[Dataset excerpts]
* START *
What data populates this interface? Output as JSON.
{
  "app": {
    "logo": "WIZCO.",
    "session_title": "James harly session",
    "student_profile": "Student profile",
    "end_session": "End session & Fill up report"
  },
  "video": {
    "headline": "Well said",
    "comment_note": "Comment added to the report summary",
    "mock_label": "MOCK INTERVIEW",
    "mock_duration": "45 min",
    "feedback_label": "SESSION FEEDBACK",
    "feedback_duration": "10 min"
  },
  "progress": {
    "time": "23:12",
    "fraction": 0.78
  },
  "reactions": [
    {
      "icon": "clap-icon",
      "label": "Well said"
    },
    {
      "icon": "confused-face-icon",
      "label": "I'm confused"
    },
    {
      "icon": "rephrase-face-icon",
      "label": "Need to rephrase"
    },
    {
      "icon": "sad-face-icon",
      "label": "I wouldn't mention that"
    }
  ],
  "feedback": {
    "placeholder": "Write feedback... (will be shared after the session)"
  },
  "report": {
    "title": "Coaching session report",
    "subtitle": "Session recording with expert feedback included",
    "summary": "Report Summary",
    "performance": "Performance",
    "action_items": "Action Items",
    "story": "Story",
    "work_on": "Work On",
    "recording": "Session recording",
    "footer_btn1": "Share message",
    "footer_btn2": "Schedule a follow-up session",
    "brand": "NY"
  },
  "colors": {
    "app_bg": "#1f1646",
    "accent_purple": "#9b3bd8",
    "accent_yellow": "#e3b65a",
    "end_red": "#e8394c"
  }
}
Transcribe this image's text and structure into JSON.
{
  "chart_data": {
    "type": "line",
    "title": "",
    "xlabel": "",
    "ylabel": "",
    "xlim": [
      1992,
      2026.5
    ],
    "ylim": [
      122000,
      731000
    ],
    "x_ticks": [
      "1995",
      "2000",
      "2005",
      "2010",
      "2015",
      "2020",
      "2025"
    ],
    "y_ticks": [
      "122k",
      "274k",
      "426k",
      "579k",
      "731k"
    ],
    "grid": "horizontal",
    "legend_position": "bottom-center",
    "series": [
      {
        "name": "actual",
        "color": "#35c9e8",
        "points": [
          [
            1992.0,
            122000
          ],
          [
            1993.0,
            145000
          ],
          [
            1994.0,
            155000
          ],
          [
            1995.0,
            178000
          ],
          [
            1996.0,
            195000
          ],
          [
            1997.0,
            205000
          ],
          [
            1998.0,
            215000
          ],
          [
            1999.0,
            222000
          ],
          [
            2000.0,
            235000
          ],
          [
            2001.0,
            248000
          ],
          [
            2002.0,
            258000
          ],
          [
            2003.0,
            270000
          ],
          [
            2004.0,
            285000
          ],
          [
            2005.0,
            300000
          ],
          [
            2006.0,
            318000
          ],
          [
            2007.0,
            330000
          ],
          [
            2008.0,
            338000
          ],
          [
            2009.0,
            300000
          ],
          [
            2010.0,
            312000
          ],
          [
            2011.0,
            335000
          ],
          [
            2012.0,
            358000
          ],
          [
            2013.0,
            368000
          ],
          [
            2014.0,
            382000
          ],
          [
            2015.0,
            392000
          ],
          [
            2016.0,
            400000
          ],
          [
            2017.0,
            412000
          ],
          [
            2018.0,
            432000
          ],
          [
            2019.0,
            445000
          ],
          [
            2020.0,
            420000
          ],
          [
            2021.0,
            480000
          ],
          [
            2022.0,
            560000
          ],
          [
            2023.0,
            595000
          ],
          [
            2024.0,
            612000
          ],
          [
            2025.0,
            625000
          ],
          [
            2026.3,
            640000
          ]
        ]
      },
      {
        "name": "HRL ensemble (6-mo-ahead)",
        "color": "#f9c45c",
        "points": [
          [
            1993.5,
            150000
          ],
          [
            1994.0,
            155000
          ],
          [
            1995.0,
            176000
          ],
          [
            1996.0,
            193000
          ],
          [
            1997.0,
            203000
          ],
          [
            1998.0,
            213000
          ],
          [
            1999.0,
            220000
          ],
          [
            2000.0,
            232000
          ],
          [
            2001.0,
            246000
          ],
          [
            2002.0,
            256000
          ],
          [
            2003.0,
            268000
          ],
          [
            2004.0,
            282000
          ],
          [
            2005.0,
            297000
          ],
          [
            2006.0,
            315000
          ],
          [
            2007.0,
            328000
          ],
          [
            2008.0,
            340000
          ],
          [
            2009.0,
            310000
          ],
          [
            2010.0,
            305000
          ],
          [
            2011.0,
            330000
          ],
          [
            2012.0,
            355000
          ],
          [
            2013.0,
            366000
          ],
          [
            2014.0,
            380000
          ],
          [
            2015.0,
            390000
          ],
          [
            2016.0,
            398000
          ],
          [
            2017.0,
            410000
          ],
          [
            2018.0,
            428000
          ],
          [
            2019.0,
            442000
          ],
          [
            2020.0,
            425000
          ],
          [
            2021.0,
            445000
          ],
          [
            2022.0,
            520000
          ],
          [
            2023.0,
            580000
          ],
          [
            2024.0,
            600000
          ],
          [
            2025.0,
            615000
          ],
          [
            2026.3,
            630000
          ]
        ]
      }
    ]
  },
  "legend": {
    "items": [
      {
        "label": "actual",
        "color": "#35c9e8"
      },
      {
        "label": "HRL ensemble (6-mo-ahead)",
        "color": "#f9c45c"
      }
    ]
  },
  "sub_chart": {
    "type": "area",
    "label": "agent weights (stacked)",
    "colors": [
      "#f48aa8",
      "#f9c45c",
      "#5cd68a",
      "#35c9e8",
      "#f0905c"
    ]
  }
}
* END *
→ **YOUR INSTRUCTIONS**: Extract all of the data above and output it character for character.

→ **OUTPUT FOR THIS TASK**:
What data populates this interface? Output as JSON.
{
  "app": {
    "logo": "WIZCO.",
    "session_title": "James harly session",
    "student_profile": "Student profile",
    "end_session": "End session & Fill up report"
  },
  "video": {
    "headline": "Well said",
    "comment_note": "Comment added to the report summary",
    "mock_label": "MOCK INTERVIEW",
    "mock_duration": "45 min",
    "feedback_label": "SESSION FEEDBACK",
    "feedback_duration": "10 min"
  },
  "progress": {
    "time": "23:12",
    "fraction": 0.78
  },
  "reactions": [
    {
      "icon": "clap-icon",
      "label": "Well said"
    },
    {
      "icon": "confused-face-icon",
      "label": "I'm confused"
    },
    {
      "icon": "rephrase-face-icon",
      "label": "Need to rephrase"
    },
    {
      "icon": "sad-face-icon",
      "label": "I wouldn't mention that"
    }
  ],
  "feedback": {
    "placeholder": "Write feedback... (will be shared after the session)"
  },
  "report": {
    "title": "Coaching session report",
    "subtitle": "Session recording with expert feedback included",
    "summary": "Report Summary",
    "performance": "Performance",
    "action_items": "Action Items",
    "story": "Story",
    "work_on": "Work On",
    "recording": "Session recording",
    "footer_btn1": "Share message",
    "footer_btn2": "Schedule a follow-up session",
    "brand": "NY"
  },
  "colors": {
    "app_bg": "#1f1646",
    "accent_purple": "#9b3bd8",
    "accent_yellow": "#e3b65a",
    "end_red": "#e8394c"
  }
}
Transcribe this image's text and structure into JSON.
{
  "chart_data": {
    "type": "line",
    "title": "",
    "xlabel": "",
    "ylabel": "",
    "xlim": [
      1992,
      2026.5
    ],
    "ylim": [
      122000,
      731000
    ],
    "x_ticks": [
      "1995",
      "2000",
      "2005",
      "2010",
      "2015",
      "2020",
      "2025"
    ],
    "y_ticks": [
      "122k",
      "274k",
      "426k",
      "579k",
      "731k"
    ],
    "grid": "horizontal",
    "legend_position": "bottom-center",
    "series": [
      {
        "name": "actual",
        "color": "#35c9e8",
        "points": [
          [
            1992.0,
            122000
          ],
          [
            1993.0,
            145000
          ],
          [
            1994.0,
            155000
          ],
          [
            1995.0,
            178000
          ],
          [
            1996.0,
            195000
          ],
          [
            1997.0,
            205000
          ],
          [
            1998.0,
            215000
          ],
          [
            1999.0,
            222000
          ],
          [
            2000.0,
            235000
          ],
          [
            2001.0,
            248000
          ],
          [
            2002.0,
            258000
          ],
          [
            2003.0,
            270000
          ],
          [
            2004.0,
            285000
          ],
          [
            2005.0,
            300000
          ],
          [
            2006.0,
            318000
          ],
          [
            2007.0,
            330000
          ],
          [
            2008.0,
            338000
          ],
          [
            2009.0,
            300000
          ],
          [
            2010.0,
            312000
          ],
          [
            2011.0,
            335000
          ],
          [
            2012.0,
            358000
          ],
          [
            2013.0,
            368000
          ],
          [
            2014.0,
            382000
          ],
          [
            2015.0,
            392000
          ],
          [
            2016.0,
            400000
          ],
          [
            2017.0,
            412000
          ],
          [
            2018.0,
            432000
          ],
          [
            2019.0,
            445000
          ],
          [
            2020.0,
            420000
          ],
          [
            2021.0,
            480000
          ],
          [
            2022.0,
            560000
          ],
          [
            2023.0,
            595000
          ],
          [
            2024.0,
            612000
          ],
          [
            2025.0,
            625000
          ],
          [
            2026.3,
            640000
          ]
        ]
      },
      {
        "name": "HRL ensemble (6-mo-ahead)",
        "color": "#f9c45c",
        "points": [
          [
            1993.5,
            150000
          ],
          [
            1994.0,
            155000
          ],
          [
            1995.0,
            176000
          ],
          [
            1996.0,
            193000
          ],
          [
            1997.0,
            203000
          ],
          [
            1998.0,
            213000
          ],
          [
            1999.0,
            220000
          ],
          [
            2000.0,
            232000
          ],
          [
            2001.0,
            246000
          ],
          [
            2002.0,
            256000
          ],
          [
            2003.0,
            268000
          ],
          [
            2004.0,
            282000
          ],
          [
            2005.0,
            297000
          ],
          [
            2006.0,
            315000
          ],
          [
            2007.0,
            328000
          ],
          [
            2008.0,
            340000
          ],
          [
            2009.0,
            310000
          ],
          [
            2010.0,
            305000
          ],
          [
            2011.0,
            330000
          ],
          [
            2012.0,
            355000
          ],
          [
            2013.0,
            366000
          ],
          [
            2014.0,
            380000
          ],
          [
            2015.0,
            390000
          ],
          [
            2016.0,
            398000
          ],
          [
            2017.0,
            410000
          ],
          [
            2018.0,
            428000
          ],
          [
            2019.0,
            442000
          ],
          [
            2020.0,
            425000
          ],
          [
            2021.0,
            445000
          ],
          [
            2022.0,
            520000
          ],
          [
            2023.0,
            580000
          ],
          [
            2024.0,
            600000
          ],
          [
            2025.0,
            615000
          ],
          [
            2026.3,
            630000
          ]
        ]
      }
    ]
  },
  "legend": {
    "items": [
      {
        "label": "actual",
        "color": "#35c9e8"
      },
      {
        "label": "HRL ensemble (6-mo-ahead)",
        "color": "#f9c45c"
      }
    ]
  },
  "sub_chart": {
    "type": "area",
    "label": "agent weights (stacked)",
    "colors": [
      "#f48aa8",
      "#f9c45c",
      "#5cd68a",
      "#35c9e8",
      "#f0905c"
    ]
  }
}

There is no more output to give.